§ **TASK BRIEF**:
Return all the data below as it stands, minus the pictures.

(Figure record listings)
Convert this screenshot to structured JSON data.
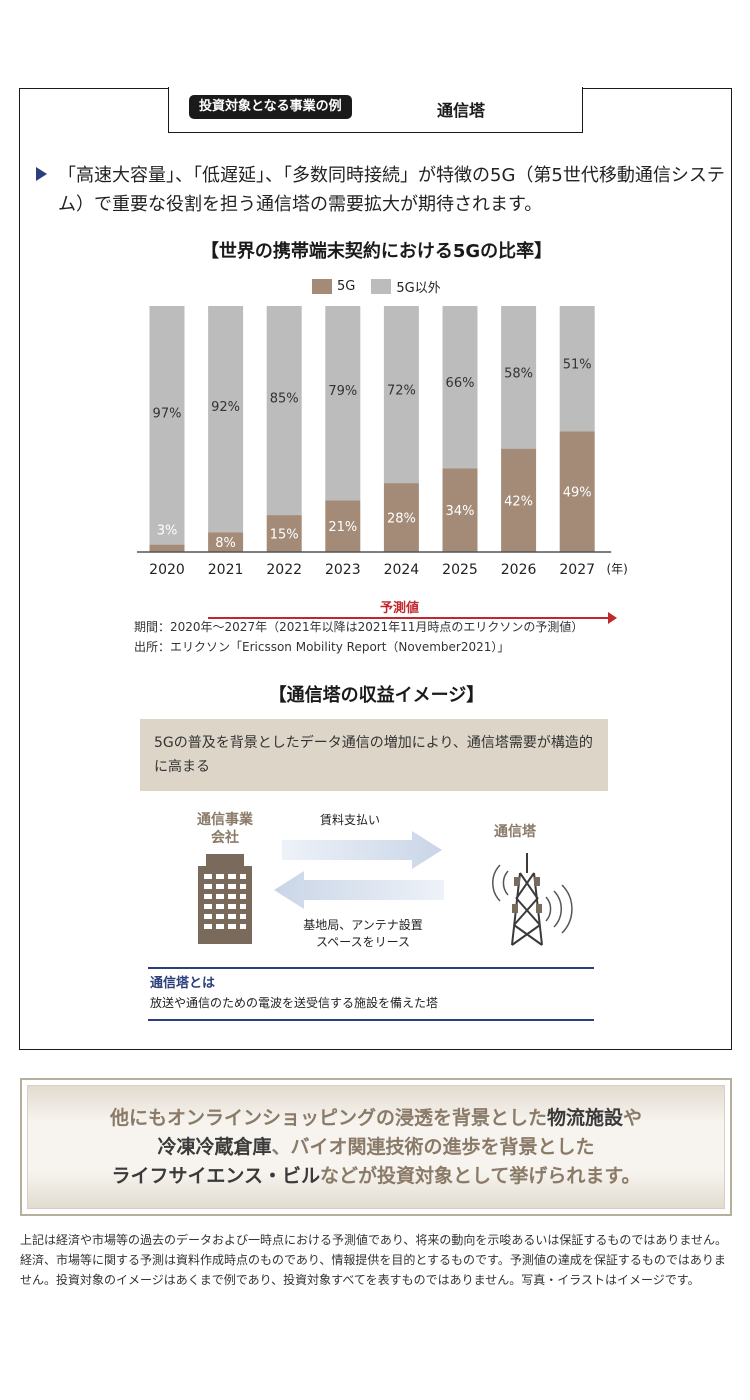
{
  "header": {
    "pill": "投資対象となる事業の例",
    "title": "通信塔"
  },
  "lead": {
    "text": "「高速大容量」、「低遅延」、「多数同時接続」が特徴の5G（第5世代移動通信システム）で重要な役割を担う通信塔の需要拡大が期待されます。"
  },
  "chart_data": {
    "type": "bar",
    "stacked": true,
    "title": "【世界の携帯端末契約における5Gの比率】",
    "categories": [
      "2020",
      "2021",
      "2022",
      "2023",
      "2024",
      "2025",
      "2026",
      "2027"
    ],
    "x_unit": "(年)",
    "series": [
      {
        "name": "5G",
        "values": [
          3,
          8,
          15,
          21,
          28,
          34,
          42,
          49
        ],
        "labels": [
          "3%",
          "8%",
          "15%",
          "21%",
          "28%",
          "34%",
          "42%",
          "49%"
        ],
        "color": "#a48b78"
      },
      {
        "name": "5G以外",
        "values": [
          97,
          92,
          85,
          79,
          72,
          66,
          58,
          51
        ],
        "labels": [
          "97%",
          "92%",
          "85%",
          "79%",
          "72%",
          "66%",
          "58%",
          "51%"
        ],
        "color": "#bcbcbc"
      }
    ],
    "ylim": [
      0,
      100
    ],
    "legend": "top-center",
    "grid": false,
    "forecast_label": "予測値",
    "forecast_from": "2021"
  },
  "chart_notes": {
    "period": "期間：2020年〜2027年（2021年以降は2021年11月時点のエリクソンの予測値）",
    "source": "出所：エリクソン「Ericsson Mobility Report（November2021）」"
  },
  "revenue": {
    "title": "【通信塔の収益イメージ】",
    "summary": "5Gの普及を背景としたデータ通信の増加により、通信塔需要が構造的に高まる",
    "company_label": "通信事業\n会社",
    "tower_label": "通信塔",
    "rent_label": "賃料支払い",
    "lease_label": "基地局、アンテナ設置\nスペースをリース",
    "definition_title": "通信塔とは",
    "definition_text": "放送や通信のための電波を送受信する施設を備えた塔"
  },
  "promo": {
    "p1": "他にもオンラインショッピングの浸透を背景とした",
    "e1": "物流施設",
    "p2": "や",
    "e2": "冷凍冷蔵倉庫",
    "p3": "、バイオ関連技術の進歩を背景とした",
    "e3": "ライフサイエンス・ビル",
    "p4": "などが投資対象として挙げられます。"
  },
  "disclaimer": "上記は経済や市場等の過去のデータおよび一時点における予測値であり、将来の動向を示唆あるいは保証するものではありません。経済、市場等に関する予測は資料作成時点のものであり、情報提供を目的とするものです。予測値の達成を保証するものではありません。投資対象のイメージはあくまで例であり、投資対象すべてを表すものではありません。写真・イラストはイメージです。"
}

§ **TASK RESULT**:
Convert this screenshot to structured JSON data.
{
  "header": {
    "pill": "投資対象となる事業の例",
    "title": "通信塔"
  },
  "lead": {
    "text": "「高速大容量」、「低遅延」、「多数同時接続」が特徴の5G（第5世代移動通信システム）で重要な役割を担う通信塔の需要拡大が期待されます。"
  },
  "chart_data": {
    "type": "bar",
    "stacked": true,
    "title": "【世界の携帯端末契約における5Gの比率】",
    "categories": [
      "2020",
      "2021",
      "2022",
      "2023",
      "2024",
      "2025",
      "2026",
      "2027"
    ],
    "x_unit": "(年)",
    "series": [
      {
        "name": "5G",
        "values": [
          3,
          8,
          15,
          21,
          28,
          34,
          42,
          49
        ],
        "labels": [
          "3%",
          "8%",
          "15%",
          "21%",
          "28%",
          "34%",
          "42%",
          "49%"
        ],
        "color": "#a48b78"
      },
      {
        "name": "5G以外",
        "values": [
          97,
          92,
          85,
          79,
          72,
          66,
          58,
          51
        ],
        "labels": [
          "97%",
          "92%",
          "85%",
          "79%",
          "72%",
          "66%",
          "58%",
          "51%"
        ],
        "color": "#bcbcbc"
      }
    ],
    "ylim": [
      0,
      100
    ],
    "legend": "top-center",
    "grid": false,
    "forecast_label": "予測値",
    "forecast_from": "2021"
  },
  "chart_notes": {
    "period": "期間：2020年〜2027年（2021年以降は2021年11月時点のエリクソンの予測値）",
    "source": "出所：エリクソン「Ericsson Mobility Report（November2021）」"
  },
  "revenue": {
    "title": "【通信塔の収益イメージ】",
    "summary": "5Gの普及を背景としたデータ通信の増加により、通信塔需要が構造的に高まる",
    "company_label": "通信事業\n会社",
    "tower_label": "通信塔",
    "rent_label": "賃料支払い",
    "lease_label": "基地局、アンテナ設置\nスペースをリース",
    "definition_title": "通信塔とは",
    "definition_text": "放送や通信のための電波を送受信する施設を備えた塔"
  },
  "promo": {
    "p1": "他にもオンラインショッピングの浸透を背景とした",
    "e1": "物流施設",
    "p2": "や",
    "e2": "冷凍冷蔵倉庫",
    "p3": "、バイオ関連技術の進歩を背景とした",
    "e3": "ライフサイエンス・ビル",
    "p4": "などが投資対象として挙げられます。"
  },
  "disclaimer": "上記は経済や市場等の過去のデータおよび一時点における予測値であり、将来の動向を示唆あるいは保証するものではありません。経済、市場等に関する予測は資料作成時点のものであり、情報提供を目的とするものです。予測値の達成を保証するものではありません。投資対象のイメージはあくまで例であり、投資対象すべてを表すものではありません。写真・イラストはイメージです。"
}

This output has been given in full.